Set exercise - Begin at the row that has "dim-label: 3700: [452, 704, 472, 713]" and stop after the row that has "dim-label: 1800: [707, 367, 716, 387]". Write those rows out again with "elevation-label" swapped for "height-label" and nothing else changed.

Data supplied -
· · · ·

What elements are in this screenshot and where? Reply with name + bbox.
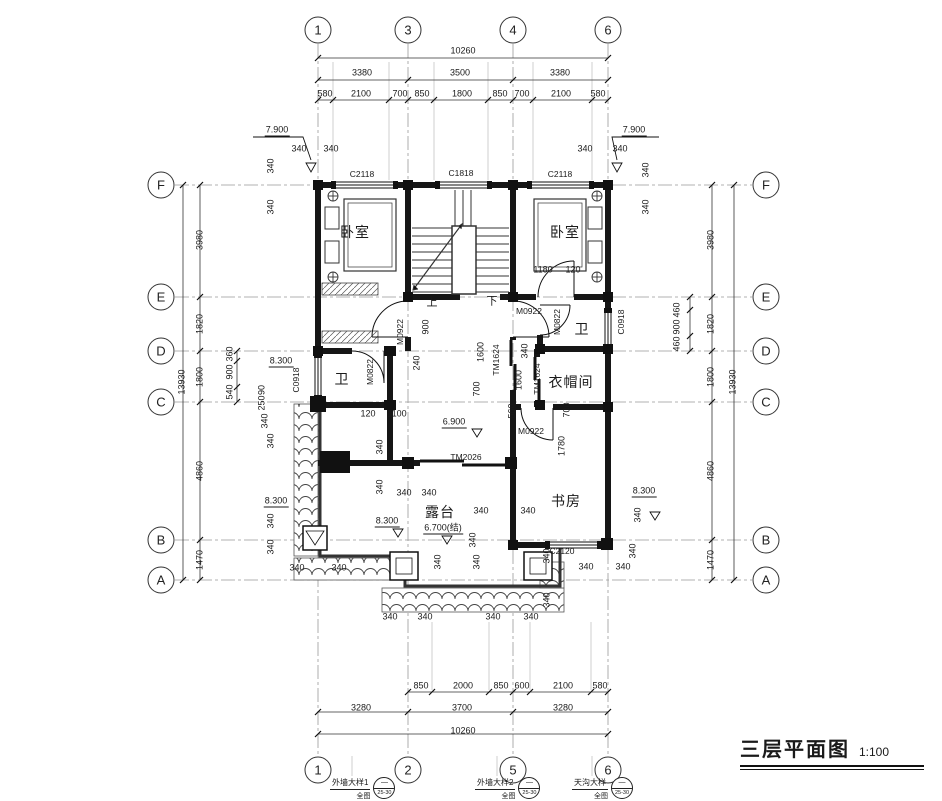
dim-label: 3700: [452, 704, 472, 713]
dim-label: 340: [469, 532, 478, 547]
dim-label: 1780: [558, 436, 567, 456]
dim-label: 340: [289, 564, 304, 573]
dim-label: 3380: [550, 69, 570, 78]
dim-label: 900: [422, 319, 431, 334]
drawing-scale: 1:100: [859, 745, 889, 759]
detail-callout-sub: 全图: [594, 791, 608, 801]
grid-bubble-B: B: [148, 527, 175, 554]
dim-label: 340: [520, 507, 535, 516]
elevation-label: 8.300: [269, 357, 294, 368]
dim-label: 340: [382, 613, 397, 622]
drawing-title-text: 三层平面图: [740, 733, 850, 762]
grid-bubble-D: D: [753, 338, 780, 365]
elevation-label: 8.300: [632, 487, 657, 498]
detail-callout-sub: 全图: [356, 791, 370, 801]
elevation-label: 6.700(结): [423, 524, 463, 535]
room-label: 卫: [335, 372, 350, 386]
dim-label: 850: [492, 90, 507, 99]
dim-label: 13930: [178, 369, 187, 394]
dim-label: 120: [565, 266, 580, 275]
dim-label: 340: [473, 554, 482, 569]
dim-label: 3280: [553, 704, 573, 713]
grid-bubble-1: 1: [305, 757, 332, 784]
dim-label: 340: [267, 158, 276, 173]
annotation-layer: 1026033803500338058021007008501800850700…: [0, 0, 942, 801]
grid-bubble-D: D: [148, 338, 175, 365]
dim-label: 340: [543, 548, 552, 563]
title-underline: [740, 769, 924, 770]
room-label: 卧室: [550, 225, 580, 239]
elevation-label: 7.900: [622, 126, 647, 137]
dim-label: 250: [258, 395, 267, 410]
dim-label: 700: [473, 381, 482, 396]
dim-label: 1800: [196, 367, 205, 387]
detail-reference-circle: —25-30: [373, 777, 395, 799]
grid-bubble-3: 3: [395, 17, 422, 44]
detail-callout: 外墙大样2全图—25-30: [475, 777, 540, 801]
dim-label: 850: [493, 682, 508, 691]
dim-label: 580: [590, 90, 605, 99]
dim-label: 240: [413, 355, 422, 370]
grid-bubble-E: E: [753, 284, 780, 311]
opening-tag: M0922: [518, 427, 544, 436]
elevation-label: 8.300: [375, 517, 400, 528]
dim-label: 700: [514, 90, 529, 99]
dim-label: 900: [673, 319, 682, 334]
detail-callout: 外墙大样1全图—25-30: [330, 777, 395, 801]
dim-label: 700: [392, 90, 407, 99]
dim-label: 340: [331, 564, 346, 573]
dim-label: 1800: [707, 367, 716, 387]
dim-label: 1100: [387, 410, 406, 419]
dim-label: 2100: [351, 90, 371, 99]
grid-bubble-6: 6: [595, 17, 622, 44]
elevation-label: 8.300: [264, 497, 289, 508]
dim-label: 900: [226, 364, 235, 379]
dim-label: 540: [226, 384, 235, 399]
grid-bubble-1: 1: [305, 17, 332, 44]
dim-label: 1600: [515, 370, 524, 390]
dim-label: 340: [376, 479, 385, 494]
detail-callout-label: 外墙大样2: [475, 777, 515, 790]
dim-label: 1820: [707, 314, 716, 334]
dim-label: 340: [267, 513, 276, 528]
dim-label: 1470: [707, 550, 716, 570]
grid-bubble-4: 4: [500, 17, 527, 44]
dim-label: 340: [323, 145, 338, 154]
detail-reference-circle: —25-30: [518, 777, 540, 799]
opening-tag: C0918: [617, 309, 626, 334]
dim-label: 340: [434, 554, 443, 569]
opening-tag: M0922: [516, 307, 542, 316]
dim-label: 1800: [452, 90, 472, 99]
dim-label: 340: [417, 613, 432, 622]
dim-label: 340: [267, 539, 276, 554]
grid-bubble-2: 2: [395, 757, 422, 784]
dim-label: 340: [521, 343, 530, 358]
dim-label: 10260: [450, 47, 475, 56]
dim-label: 3980: [196, 230, 205, 250]
grid-bubble-E: E: [148, 284, 175, 311]
opening-tag: M0822: [553, 309, 562, 335]
room-label: 卧室: [340, 225, 370, 239]
dim-label: 850: [414, 90, 429, 99]
dim-label: 700: [563, 402, 572, 417]
opening-tag: C0918: [292, 367, 301, 392]
dim-label: 3280: [351, 704, 371, 713]
dim-label: 340: [261, 413, 270, 428]
dim-label: 4860: [707, 461, 716, 481]
stair-direction-label: 上: [427, 298, 438, 309]
opening-tag: TM1624: [533, 363, 542, 394]
room-label: 书房: [551, 494, 581, 508]
dim-label: 340: [267, 199, 276, 214]
dim-label: 10260: [450, 727, 475, 736]
detail-callout: 天沟大样全图—25-30: [572, 777, 633, 801]
dim-label: 340: [578, 563, 593, 572]
dim-label: 340: [291, 145, 306, 154]
grid-bubble-B: B: [753, 527, 780, 554]
dim-label: 340: [577, 145, 592, 154]
grid-bubble-A: A: [753, 567, 780, 594]
dim-label: 2100: [551, 90, 571, 99]
dim-label: 3380: [352, 69, 372, 78]
dim-label: 340: [615, 563, 630, 572]
opening-tag: C1818: [448, 169, 473, 178]
elevation-label: 7.900: [265, 126, 290, 137]
dim-label: 340: [642, 162, 651, 177]
detail-callout-sub: 全图: [501, 791, 515, 801]
dim-label: 340: [523, 613, 538, 622]
dim-label: 3980: [707, 230, 716, 250]
dim-label: 560: [508, 403, 517, 418]
dim-label: 340: [629, 543, 638, 558]
dim-label: 4860: [196, 461, 205, 481]
dim-label: 1820: [196, 314, 205, 334]
dim-label: 90: [258, 385, 267, 395]
dim-label: 340: [612, 145, 627, 154]
dim-label: 13930: [729, 369, 738, 394]
dim-label: 340: [376, 439, 385, 454]
dim-label: 360: [226, 346, 235, 361]
opening-tag: C2118: [548, 170, 572, 179]
room-label: 露台: [425, 505, 455, 519]
room-label: 卫: [575, 322, 590, 336]
dim-label: 850: [413, 682, 428, 691]
opening-tag: C2120: [549, 547, 574, 556]
dim-label: 340: [485, 613, 500, 622]
dim-label: 1180: [533, 266, 552, 275]
opening-tag: M0922: [396, 319, 405, 345]
dim-label: 1600: [477, 342, 486, 362]
dim-label: 340: [543, 592, 552, 607]
grid-bubble-A: A: [148, 567, 175, 594]
opening-tag: M0822: [366, 359, 375, 385]
detail-callout-label: 天沟大样: [572, 777, 608, 790]
dim-label: 340: [634, 507, 643, 522]
floor-plan-sheet: 1026033803500338058021007008501800850700…: [0, 0, 942, 801]
dim-label: 120: [360, 410, 375, 419]
dim-label: 340: [396, 489, 411, 498]
dim-label: 340: [642, 199, 651, 214]
opening-tag: TM2026: [450, 453, 481, 462]
grid-bubble-C: C: [753, 389, 780, 416]
grid-bubble-F: F: [753, 172, 780, 199]
dim-label: 2100: [553, 682, 573, 691]
dim-label: 600: [514, 682, 529, 691]
dim-label: 1470: [196, 550, 205, 570]
dim-label: 460: [673, 336, 682, 351]
dim-label: 580: [592, 682, 607, 691]
dim-label: 3500: [450, 69, 470, 78]
dim-label: 340: [473, 507, 488, 516]
dim-label: 340: [267, 433, 276, 448]
room-label: 衣帽间: [549, 375, 594, 389]
drawing-title: 三层平面图 1:100: [740, 733, 924, 767]
opening-tag: TM1624: [492, 344, 501, 375]
grid-bubble-C: C: [148, 389, 175, 416]
dim-label: 460: [673, 302, 682, 317]
detail-callout-label: 外墙大样1: [330, 777, 370, 790]
dim-label: 340: [421, 489, 436, 498]
opening-tag: C2118: [350, 170, 374, 179]
grid-bubble-F: F: [148, 172, 175, 199]
detail-reference-circle: —25-30: [611, 777, 633, 799]
dim-label: 580: [317, 90, 332, 99]
stair-direction-label: 下: [487, 297, 498, 308]
dim-label: 2000: [453, 682, 473, 691]
elevation-label: 6.900: [442, 418, 467, 429]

· · · ·

The response -
dim-label: 3700: [452, 704, 472, 713]
dim-label: 340: [469, 532, 478, 547]
dim-label: 1780: [558, 436, 567, 456]
dim-label: 340: [289, 564, 304, 573]
dim-label: 3380: [550, 69, 570, 78]
dim-label: 900: [422, 319, 431, 334]
drawing-scale: 1:100: [859, 745, 889, 759]
detail-callout-sub: 全图: [594, 791, 608, 801]
grid-bubble-B: B: [148, 527, 175, 554]
dim-label: 340: [520, 507, 535, 516]
height-label: 8.300: [269, 357, 294, 368]
dim-label: 340: [382, 613, 397, 622]
drawing-title-text: 三层平面图: [740, 733, 850, 762]
grid-bubble-D: D: [753, 338, 780, 365]
height-label: 8.300: [632, 487, 657, 498]
detail-callout-sub: 全图: [356, 791, 370, 801]
height-label: 6.700(结): [423, 524, 463, 535]
room-label: 卫: [335, 372, 350, 386]
dim-label: 850: [492, 90, 507, 99]
dim-label: 13930: [178, 369, 187, 394]
dim-label: 120: [565, 266, 580, 275]
dim-label: 340: [473, 554, 482, 569]
dim-label: 3280: [553, 704, 573, 713]
grid-bubble-1: 1: [305, 757, 332, 784]
dim-label: 340: [267, 158, 276, 173]
annotation-layer: 1026033803500338058021007008501800850700…: [0, 0, 942, 801]
grid-bubble-D: D: [148, 338, 175, 365]
dim-label: 340: [543, 548, 552, 563]
title-underline: [740, 769, 924, 770]
room-label: 卧室: [550, 225, 580, 239]
height-label: 7.900: [622, 126, 647, 137]
dim-label: 250: [258, 395, 267, 410]
dim-label: 700: [473, 381, 482, 396]
dim-label: 1800: [196, 367, 205, 387]
detail-reference-circle: —25-30: [373, 777, 395, 799]
grid-bubble-3: 3: [395, 17, 422, 44]
detail-callout: 外墙大样2全图—25-30: [475, 777, 540, 801]
dim-label: 850: [493, 682, 508, 691]
dim-label: 580: [590, 90, 605, 99]
dim-label: 240: [413, 355, 422, 370]
grid-bubble-E: E: [753, 284, 780, 311]
opening-tag: M0922: [518, 427, 544, 436]
height-label: 8.300: [375, 517, 400, 528]
dim-label: 700: [514, 90, 529, 99]
dim-label: 900: [673, 319, 682, 334]
detail-callout: 外墙大样1全图—25-30: [330, 777, 395, 801]
dim-label: 700: [392, 90, 407, 99]
dim-label: 340: [331, 564, 346, 573]
dim-label: 1800: [707, 367, 716, 387]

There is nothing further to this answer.